* start Supplied records *

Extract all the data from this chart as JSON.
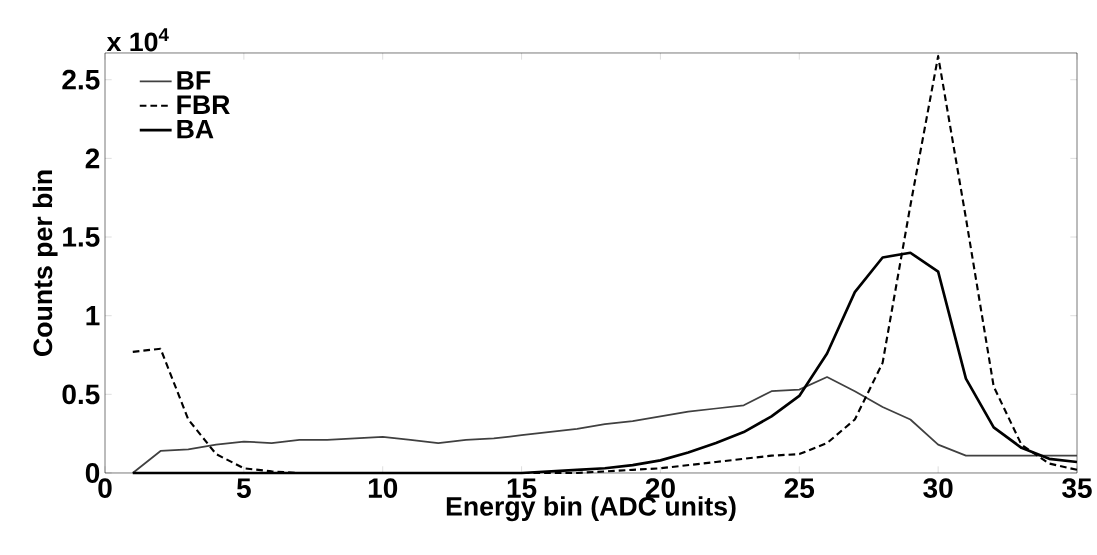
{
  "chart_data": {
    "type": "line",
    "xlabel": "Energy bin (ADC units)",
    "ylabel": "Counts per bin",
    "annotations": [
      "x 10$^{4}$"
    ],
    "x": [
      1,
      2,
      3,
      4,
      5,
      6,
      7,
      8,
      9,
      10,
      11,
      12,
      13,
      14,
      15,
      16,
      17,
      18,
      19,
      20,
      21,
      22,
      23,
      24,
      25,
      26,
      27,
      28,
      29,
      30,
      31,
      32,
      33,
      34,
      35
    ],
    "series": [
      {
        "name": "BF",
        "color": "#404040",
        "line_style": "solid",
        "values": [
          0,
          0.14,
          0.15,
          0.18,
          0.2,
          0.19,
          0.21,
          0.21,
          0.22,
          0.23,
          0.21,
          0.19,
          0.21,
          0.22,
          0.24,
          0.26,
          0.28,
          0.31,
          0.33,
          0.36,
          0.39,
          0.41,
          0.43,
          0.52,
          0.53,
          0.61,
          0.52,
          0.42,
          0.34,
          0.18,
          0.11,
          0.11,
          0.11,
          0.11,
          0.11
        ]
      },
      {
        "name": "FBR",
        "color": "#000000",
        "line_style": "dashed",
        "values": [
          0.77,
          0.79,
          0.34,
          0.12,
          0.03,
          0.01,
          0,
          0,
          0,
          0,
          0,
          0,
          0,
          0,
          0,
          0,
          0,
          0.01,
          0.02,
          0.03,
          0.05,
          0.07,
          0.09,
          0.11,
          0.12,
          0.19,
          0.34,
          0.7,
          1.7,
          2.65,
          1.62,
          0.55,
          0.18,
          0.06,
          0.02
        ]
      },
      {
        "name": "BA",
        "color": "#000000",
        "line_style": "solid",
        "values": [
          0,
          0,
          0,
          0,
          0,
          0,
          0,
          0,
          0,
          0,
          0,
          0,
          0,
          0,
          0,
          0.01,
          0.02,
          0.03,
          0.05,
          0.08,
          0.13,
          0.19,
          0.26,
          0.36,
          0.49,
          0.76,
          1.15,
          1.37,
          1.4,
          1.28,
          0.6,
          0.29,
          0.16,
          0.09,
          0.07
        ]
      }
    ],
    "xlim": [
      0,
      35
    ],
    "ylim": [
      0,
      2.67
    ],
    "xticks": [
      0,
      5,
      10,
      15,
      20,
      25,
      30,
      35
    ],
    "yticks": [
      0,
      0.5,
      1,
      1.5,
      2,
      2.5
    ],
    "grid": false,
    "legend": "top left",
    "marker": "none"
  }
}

* end Supplied records *

» **To do**:
Without the pictures, repeat all the records word for word.

» **Exercise answer**:
Extract all the data from this chart as JSON.
{
  "chart_data": {
    "type": "line",
    "xlabel": "Energy bin (ADC units)",
    "ylabel": "Counts per bin",
    "annotations": [
      "x 10$^{4}$"
    ],
    "x": [
      1,
      2,
      3,
      4,
      5,
      6,
      7,
      8,
      9,
      10,
      11,
      12,
      13,
      14,
      15,
      16,
      17,
      18,
      19,
      20,
      21,
      22,
      23,
      24,
      25,
      26,
      27,
      28,
      29,
      30,
      31,
      32,
      33,
      34,
      35
    ],
    "series": [
      {
        "name": "BF",
        "color": "#404040",
        "line_style": "solid",
        "values": [
          0,
          0.14,
          0.15,
          0.18,
          0.2,
          0.19,
          0.21,
          0.21,
          0.22,
          0.23,
          0.21,
          0.19,
          0.21,
          0.22,
          0.24,
          0.26,
          0.28,
          0.31,
          0.33,
          0.36,
          0.39,
          0.41,
          0.43,
          0.52,
          0.53,
          0.61,
          0.52,
          0.42,
          0.34,
          0.18,
          0.11,
          0.11,
          0.11,
          0.11,
          0.11
        ]
      },
      {
        "name": "FBR",
        "color": "#000000",
        "line_style": "dashed",
        "values": [
          0.77,
          0.79,
          0.34,
          0.12,
          0.03,
          0.01,
          0,
          0,
          0,
          0,
          0,
          0,
          0,
          0,
          0,
          0,
          0,
          0.01,
          0.02,
          0.03,
          0.05,
          0.07,
          0.09,
          0.11,
          0.12,
          0.19,
          0.34,
          0.7,
          1.7,
          2.65,
          1.62,
          0.55,
          0.18,
          0.06,
          0.02
        ]
      },
      {
        "name": "BA",
        "color": "#000000",
        "line_style": "solid",
        "values": [
          0,
          0,
          0,
          0,
          0,
          0,
          0,
          0,
          0,
          0,
          0,
          0,
          0,
          0,
          0,
          0.01,
          0.02,
          0.03,
          0.05,
          0.08,
          0.13,
          0.19,
          0.26,
          0.36,
          0.49,
          0.76,
          1.15,
          1.37,
          1.4,
          1.28,
          0.6,
          0.29,
          0.16,
          0.09,
          0.07
        ]
      }
    ],
    "xlim": [
      0,
      35
    ],
    "ylim": [
      0,
      2.67
    ],
    "xticks": [
      0,
      5,
      10,
      15,
      20,
      25,
      30,
      35
    ],
    "yticks": [
      0,
      0.5,
      1,
      1.5,
      2,
      2.5
    ],
    "grid": false,
    "legend": "top left",
    "marker": "none"
  }
}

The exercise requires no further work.